→ Aim
Report back each line of the records that contains the string "title".

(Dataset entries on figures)
— Start —

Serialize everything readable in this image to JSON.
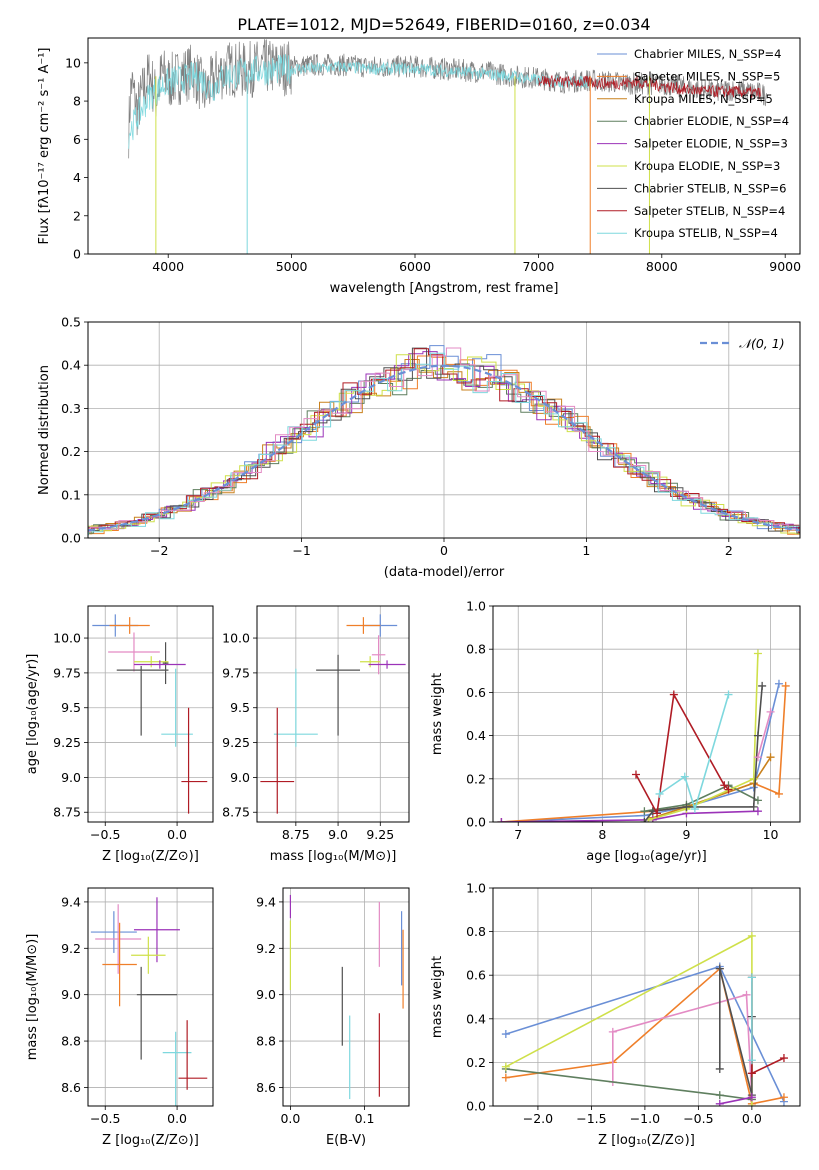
{
  "figure": {
    "title": "PLATE=1012, MJD=52649, FIBERID=0160, z=0.034"
  },
  "palette": {
    "Chabrier MILES": "#6a8fd6",
    "Salpeter MILES": "#ef7f2a",
    "Kroupa MILES": "#c9811d",
    "Chabrier ELODIE": "#5f7f5f",
    "Salpeter ELODIE": "#9b33b8",
    "Kroupa ELODIE": "#cfe04a",
    "Chabrier STELIB": "#505050",
    "Salpeter STELIB": "#b01c25",
    "Kroupa STELIB": "#7ed8de",
    "pink": "#e38bc4",
    "gray": "#808080"
  },
  "chart_data": [
    {
      "id": "spectrum",
      "type": "line",
      "title": "PLATE=1012, MJD=52649, FIBERID=0160, z=0.034",
      "xlabel": "wavelength [Angstrom, rest frame]",
      "ylabel": "Flux [fλ10⁻¹⁷ erg cm⁻² s⁻¹ A⁻¹]",
      "xlim": [
        3350,
        9120
      ],
      "ylim": [
        0,
        11.3
      ],
      "xticks": [
        4000,
        5000,
        6000,
        7000,
        8000,
        9000
      ],
      "yticks": [
        0,
        2,
        4,
        6,
        8,
        10
      ],
      "grid": false,
      "legend_position": "top-right",
      "legend": [
        "Chabrier MILES, N_SSP=4",
        "Salpeter MILES, N_SSP=5",
        "Kroupa MILES, N_SSP=5",
        "Chabrier ELODIE, N_SSP=4",
        "Salpeter ELODIE, N_SSP=3",
        "Kroupa ELODIE, N_SSP=3",
        "Chabrier STELIB, N_SSP=6",
        "Salpeter STELIB, N_SSP=4",
        "Kroupa STELIB, N_SSP=4"
      ],
      "series": [
        {
          "name": "data",
          "color": "gray",
          "x": [
            3680,
            3700,
            3750,
            3800,
            3850,
            3900,
            3950,
            4000,
            4100,
            4200,
            4300,
            4400,
            4500,
            4600,
            4700,
            4800,
            4900,
            5000,
            5200,
            5400,
            5600,
            5800,
            6000,
            6200,
            6400,
            6600,
            6800,
            7000,
            7200,
            7400,
            7600,
            7800,
            8000,
            8200,
            8400,
            8600,
            8800,
            8850
          ],
          "y": [
            6.5,
            9.0,
            7.5,
            8.6,
            9.4,
            8.2,
            9.5,
            9.0,
            9.3,
            9.6,
            8.4,
            9.4,
            9.7,
            9.6,
            9.7,
            9.8,
            9.7,
            9.8,
            9.9,
            9.9,
            9.8,
            9.8,
            9.8,
            9.7,
            9.6,
            9.5,
            9.3,
            9.2,
            9.0,
            9.1,
            9.0,
            8.9,
            8.9,
            8.7,
            8.5,
            8.6,
            8.4,
            8.3
          ]
        },
        {
          "name": "Kroupa STELIB",
          "color": "Kroupa STELIB",
          "x": [
            3680,
            3750,
            3850,
            3950,
            4050,
            4150,
            4250,
            4350,
            4450,
            4550,
            4650,
            4800,
            5000,
            5200,
            5400,
            5600,
            5800,
            6000,
            6200,
            6400,
            6600,
            6800,
            7000,
            7200,
            7400
          ],
          "y": [
            6.3,
            7.2,
            8.3,
            8.8,
            9.1,
            9.2,
            9.3,
            8.6,
            9.3,
            9.4,
            9.6,
            9.6,
            9.7,
            9.7,
            9.8,
            9.7,
            9.7,
            9.7,
            9.6,
            9.5,
            9.4,
            9.3,
            9.1,
            9.0,
            9.0
          ]
        },
        {
          "name": "Salpeter STELIB",
          "color": "Salpeter STELIB",
          "x": [
            7000,
            7200,
            7400,
            7600,
            7800,
            8000,
            8200,
            8400,
            8600,
            8800
          ],
          "y": [
            9.1,
            9.0,
            9.0,
            8.9,
            9.0,
            8.8,
            8.6,
            8.5,
            8.5,
            8.4
          ]
        }
      ]
    },
    {
      "id": "residuals",
      "type": "line",
      "xlabel": "(data-model)/error",
      "ylabel": "Normed distribution",
      "xlim": [
        -2.5,
        2.5
      ],
      "ylim": [
        0,
        0.5
      ],
      "xticks": [
        -2,
        -1,
        0,
        1,
        2
      ],
      "yticks": [
        0.0,
        0.1,
        0.2,
        0.3,
        0.4,
        0.5
      ],
      "grid": true,
      "legend_position": "top-right",
      "legend": [
        "𝒩(0, 1)"
      ],
      "reference": {
        "name": "𝒩(0, 1)",
        "mean": 0,
        "sigma": 1,
        "color": "Chabrier MILES",
        "dashed": true
      }
    },
    {
      "id": "age_vs_Z",
      "type": "scatter",
      "xlabel": "Z [log₁₀(Z/Z⊙)]",
      "ylabel": "age  [log₁₀(age/yr)]",
      "xlim": [
        -0.62,
        0.25
      ],
      "ylim": [
        8.68,
        10.23
      ],
      "xticks": [
        -0.5,
        0.0
      ],
      "yticks": [
        8.75,
        9.0,
        9.25,
        9.5,
        9.75,
        10.0
      ],
      "grid": true,
      "points": [
        {
          "c": "Chabrier MILES",
          "x": -0.43,
          "xe": 0.16,
          "y": 10.09,
          "ye": 0.08
        },
        {
          "c": "Salpeter MILES",
          "x": -0.33,
          "xe": 0.14,
          "y": 10.09,
          "ye": 0.06
        },
        {
          "c": "pink",
          "x": -0.3,
          "xe": 0.18,
          "y": 9.9,
          "ye": 0.14
        },
        {
          "c": "Chabrier STELIB",
          "x": -0.08,
          "xe": 0.02,
          "y": 9.82,
          "ye": 0.15
        },
        {
          "c": "Kroupa ELODIE",
          "x": -0.18,
          "xe": 0.12,
          "y": 9.83,
          "ye": 0.04
        },
        {
          "c": "Salpeter ELODIE",
          "x": -0.12,
          "xe": 0.18,
          "y": 9.81,
          "ye": 0.03
        },
        {
          "c": "Chabrier STELIB",
          "x": -0.24,
          "xe": 0.18,
          "y": 9.77,
          "ye": 0.0
        },
        {
          "c": "Chabrier STELIB",
          "x": -0.25,
          "xe": 0.0,
          "y": 9.55,
          "ye": 0.25
        },
        {
          "c": "Kroupa STELIB",
          "x": 0.0,
          "xe": 0.11,
          "y": 9.31,
          "ye": 0.0
        },
        {
          "c": "Kroupa STELIB",
          "x": -0.01,
          "xe": 0.0,
          "y": 9.5,
          "ye": 0.28
        },
        {
          "c": "Salpeter STELIB",
          "x": 0.12,
          "xe": 0.09,
          "y": 8.97,
          "ye": 0.0
        },
        {
          "c": "Salpeter STELIB",
          "x": 0.08,
          "xe": 0.0,
          "y": 9.12,
          "ye": 0.38
        }
      ]
    },
    {
      "id": "age_vs_mass",
      "type": "scatter",
      "xlabel": "mass [log₁₀(M/M⊙)]",
      "ylabel": "",
      "xlim": [
        8.52,
        9.42
      ],
      "ylim": [
        8.68,
        10.23
      ],
      "xticks": [
        8.75,
        9.0,
        9.25
      ],
      "yticks": [
        8.75,
        9.0,
        9.25,
        9.5,
        9.75,
        10.0
      ],
      "grid": true,
      "points": [
        {
          "c": "Chabrier MILES",
          "x": 9.25,
          "xe": 0.1,
          "y": 10.09,
          "ye": 0.08
        },
        {
          "c": "Salpeter MILES",
          "x": 9.15,
          "xe": 0.1,
          "y": 10.09,
          "ye": 0.06
        },
        {
          "c": "pink",
          "x": 9.24,
          "xe": 0.04,
          "y": 9.88,
          "ye": 0.14
        },
        {
          "c": "Kroupa ELODIE",
          "x": 9.19,
          "xe": 0.06,
          "y": 9.83,
          "ye": 0.04
        },
        {
          "c": "Salpeter ELODIE",
          "x": 9.29,
          "xe": 0.11,
          "y": 9.81,
          "ye": 0.03
        },
        {
          "c": "Chabrier STELIB",
          "x": 9.0,
          "xe": 0.13,
          "y": 9.77,
          "ye": 0.0
        },
        {
          "c": "Chabrier STELIB",
          "x": 9.0,
          "xe": 0.0,
          "y": 9.59,
          "ye": 0.29
        },
        {
          "c": "Kroupa STELIB",
          "x": 8.75,
          "xe": 0.13,
          "y": 9.31,
          "ye": 0.0
        },
        {
          "c": "Kroupa STELIB",
          "x": 8.75,
          "xe": 0.0,
          "y": 9.5,
          "ye": 0.28
        },
        {
          "c": "Salpeter STELIB",
          "x": 8.64,
          "xe": 0.1,
          "y": 8.97,
          "ye": 0.0
        },
        {
          "c": "Salpeter STELIB",
          "x": 8.64,
          "xe": 0.0,
          "y": 9.12,
          "ye": 0.38
        }
      ]
    },
    {
      "id": "weight_vs_age",
      "type": "line",
      "xlabel": "age  [log₁₀(age/yr)]",
      "ylabel": "mass weight",
      "xlim": [
        6.7,
        10.35
      ],
      "ylim": [
        0,
        1.0
      ],
      "xticks": [
        7,
        8,
        9,
        10
      ],
      "yticks": [
        0.0,
        0.2,
        0.4,
        0.6,
        0.8,
        1.0
      ],
      "grid": true,
      "series": [
        {
          "name": "Chabrier MILES",
          "color": "Chabrier MILES",
          "x": [
            6.8,
            8.5,
            9.0,
            9.8,
            10.1
          ],
          "y": [
            0.0,
            0.03,
            0.07,
            0.16,
            0.64
          ]
        },
        {
          "name": "Salpeter MILES",
          "color": "Salpeter MILES",
          "x": [
            6.8,
            8.6,
            9.0,
            9.8,
            10.1,
            10.18
          ],
          "y": [
            0.0,
            0.05,
            0.07,
            0.18,
            0.13,
            0.63
          ]
        },
        {
          "name": "Kroupa MILES",
          "color": "Kroupa MILES",
          "x": [
            8.6,
            9.0,
            9.8,
            10.0
          ],
          "y": [
            0.02,
            0.07,
            0.18,
            0.3
          ]
        },
        {
          "name": "Chabrier ELODIE",
          "color": "Chabrier ELODIE",
          "x": [
            8.5,
            9.0,
            9.5,
            9.85
          ],
          "y": [
            0.05,
            0.08,
            0.17,
            0.1
          ]
        },
        {
          "name": "Salpeter ELODIE",
          "color": "Salpeter ELODIE",
          "x": [
            6.8,
            8.6,
            9.0,
            9.85
          ],
          "y": [
            0.0,
            0.01,
            0.04,
            0.05
          ]
        },
        {
          "name": "Kroupa ELODIE",
          "color": "Kroupa ELODIE",
          "x": [
            8.55,
            9.0,
            9.8,
            9.85
          ],
          "y": [
            0.01,
            0.06,
            0.2,
            0.78
          ]
        },
        {
          "name": "Chabrier STELIB",
          "color": "Chabrier STELIB",
          "x": [
            8.5,
            8.6,
            9.0,
            9.8,
            9.85,
            9.9
          ],
          "y": [
            0.0,
            0.05,
            0.07,
            0.07,
            0.4,
            0.63
          ]
        },
        {
          "name": "Salpeter STELIB",
          "color": "Salpeter STELIB",
          "x": [
            8.4,
            8.65,
            8.85,
            9.45,
            9.5
          ],
          "y": [
            0.22,
            0.04,
            0.59,
            0.17,
            0.15
          ]
        },
        {
          "name": "Kroupa STELIB",
          "color": "Kroupa STELIB",
          "x": [
            8.68,
            8.98,
            9.1,
            9.5
          ],
          "y": [
            0.13,
            0.21,
            0.06,
            0.59
          ]
        },
        {
          "name": "pink",
          "color": "pink",
          "x": [
            9.85,
            10.0
          ],
          "y": [
            0.3,
            0.51
          ]
        }
      ]
    },
    {
      "id": "mass_vs_Z",
      "type": "scatter",
      "xlabel": "Z [log₁₀(Z/Z⊙)]",
      "ylabel": "mass [log₁₀(M/M⊙)]",
      "xlim": [
        -0.62,
        0.25
      ],
      "ylim": [
        8.52,
        9.46
      ],
      "xticks": [
        -0.5,
        0.0
      ],
      "yticks": [
        8.6,
        8.8,
        9.0,
        9.2,
        9.4
      ],
      "grid": true,
      "points": [
        {
          "c": "Chabrier MILES",
          "x": -0.44,
          "xe": 0.16,
          "y": 9.27,
          "ye": 0.09
        },
        {
          "c": "pink",
          "x": -0.41,
          "xe": 0.16,
          "y": 9.24,
          "ye": 0.15
        },
        {
          "c": "Salpeter ELODIE",
          "x": -0.14,
          "xe": 0.16,
          "y": 9.28,
          "ye": 0.14
        },
        {
          "c": "Kroupa ELODIE",
          "x": -0.2,
          "xe": 0.12,
          "y": 9.17,
          "ye": 0.08
        },
        {
          "c": "Salpeter MILES",
          "x": -0.4,
          "xe": 0.12,
          "y": 9.13,
          "ye": 0.18
        },
        {
          "c": "Chabrier STELIB",
          "x": -0.14,
          "xe": 0.14,
          "y": 9.0,
          "ye": 0.0
        },
        {
          "c": "Chabrier STELIB",
          "x": -0.25,
          "xe": 0.0,
          "y": 8.92,
          "ye": 0.2
        },
        {
          "c": "Kroupa STELIB",
          "x": 0.0,
          "xe": 0.1,
          "y": 8.75,
          "ye": 0.0
        },
        {
          "c": "Kroupa STELIB",
          "x": -0.01,
          "xe": 0.0,
          "y": 8.68,
          "ye": 0.16
        },
        {
          "c": "Salpeter STELIB",
          "x": 0.11,
          "xe": 0.1,
          "y": 8.64,
          "ye": 0.0
        },
        {
          "c": "Salpeter STELIB",
          "x": 0.07,
          "xe": 0.0,
          "y": 8.74,
          "ye": 0.15
        }
      ]
    },
    {
      "id": "mass_vs_ebv",
      "type": "scatter",
      "xlabel": "E(B-V)",
      "ylabel": "",
      "xlim": [
        -0.01,
        0.16
      ],
      "ylim": [
        8.52,
        9.46
      ],
      "xticks": [
        0.0,
        0.1
      ],
      "yticks": [
        8.6,
        8.8,
        9.0,
        9.2,
        9.4
      ],
      "grid": true,
      "points": [
        {
          "c": "Salpeter ELODIE",
          "x": 0.0,
          "xe": 0.0,
          "y": 9.38,
          "ye": 0.05
        },
        {
          "c": "Kroupa ELODIE",
          "x": 0.0,
          "xe": 0.0,
          "y": 9.17,
          "ye": 0.15
        },
        {
          "c": "Chabrier STELIB",
          "x": 0.07,
          "xe": 0.0,
          "y": 8.95,
          "ye": 0.17
        },
        {
          "c": "Kroupa STELIB",
          "x": 0.08,
          "xe": 0.0,
          "y": 8.73,
          "ye": 0.18
        },
        {
          "c": "Salpeter STELIB",
          "x": 0.12,
          "xe": 0.0,
          "y": 8.74,
          "ye": 0.18
        },
        {
          "c": "pink",
          "x": 0.12,
          "xe": 0.0,
          "y": 9.26,
          "ye": 0.14
        },
        {
          "c": "Chabrier MILES",
          "x": 0.15,
          "xe": 0.0,
          "y": 9.2,
          "ye": 0.16
        },
        {
          "c": "Salpeter MILES",
          "x": 0.152,
          "xe": 0.0,
          "y": 9.11,
          "ye": 0.17
        }
      ]
    },
    {
      "id": "weight_vs_Z",
      "type": "line",
      "xlabel": "Z [log₁₀(Z/Z⊙)]",
      "ylabel": "mass weight",
      "xlim": [
        -2.42,
        0.45
      ],
      "ylim": [
        0,
        1.0
      ],
      "xticks": [
        -2.0,
        -1.5,
        -1.0,
        -0.5,
        0.0
      ],
      "yticks": [
        0.0,
        0.2,
        0.4,
        0.6,
        0.8,
        1.0
      ],
      "grid": true,
      "series": [
        {
          "name": "Chabrier MILES",
          "color": "Chabrier MILES",
          "x": [
            -2.3,
            -0.3,
            0.3
          ],
          "y": [
            0.33,
            0.64,
            0.02
          ]
        },
        {
          "name": "Salpeter MILES",
          "color": "Salpeter MILES",
          "x": [
            -2.3,
            -1.3,
            -0.3,
            0.0,
            0.3
          ],
          "y": [
            0.13,
            0.2,
            0.63,
            0.01,
            0.04
          ]
        },
        {
          "name": "pink",
          "color": "pink",
          "x": [
            -1.3,
            -1.3,
            -0.05,
            0.0
          ],
          "y": [
            0.11,
            0.34,
            0.51,
            0.03
          ]
        },
        {
          "name": "Chabrier ELODIE",
          "color": "Chabrier ELODIE",
          "x": [
            -2.3,
            -0.3,
            0.0
          ],
          "y": [
            0.17,
            0.05,
            0.03
          ]
        },
        {
          "name": "Kroupa ELODIE",
          "color": "Kroupa ELODIE",
          "x": [
            -2.3,
            0.0,
            0.0
          ],
          "y": [
            0.18,
            0.78,
            0.0
          ]
        },
        {
          "name": "Chabrier STELIB",
          "color": "Chabrier STELIB",
          "x": [
            -0.3,
            -0.3,
            0.0,
            0.0
          ],
          "y": [
            0.17,
            0.63,
            0.05,
            0.41
          ]
        },
        {
          "name": "Salpeter STELIB",
          "color": "Salpeter STELIB",
          "x": [
            0.0,
            0.0,
            0.3
          ],
          "y": [
            0.59,
            0.15,
            0.22
          ]
        },
        {
          "name": "Kroupa STELIB",
          "color": "Kroupa STELIB",
          "x": [
            0.0,
            0.0
          ],
          "y": [
            0.59,
            0.21
          ]
        },
        {
          "name": "Salpeter ELODIE",
          "color": "Salpeter ELODIE",
          "x": [
            -0.3,
            0.0
          ],
          "y": [
            0.01,
            0.04
          ]
        }
      ]
    }
  ]
}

— End —

→ Complete answer
    "title": "PLATE=1012, MJD=52649, FIBERID=0160, z=0.034"
      "title": "PLATE=1012, MJD=52649, FIBERID=0160, z=0.034",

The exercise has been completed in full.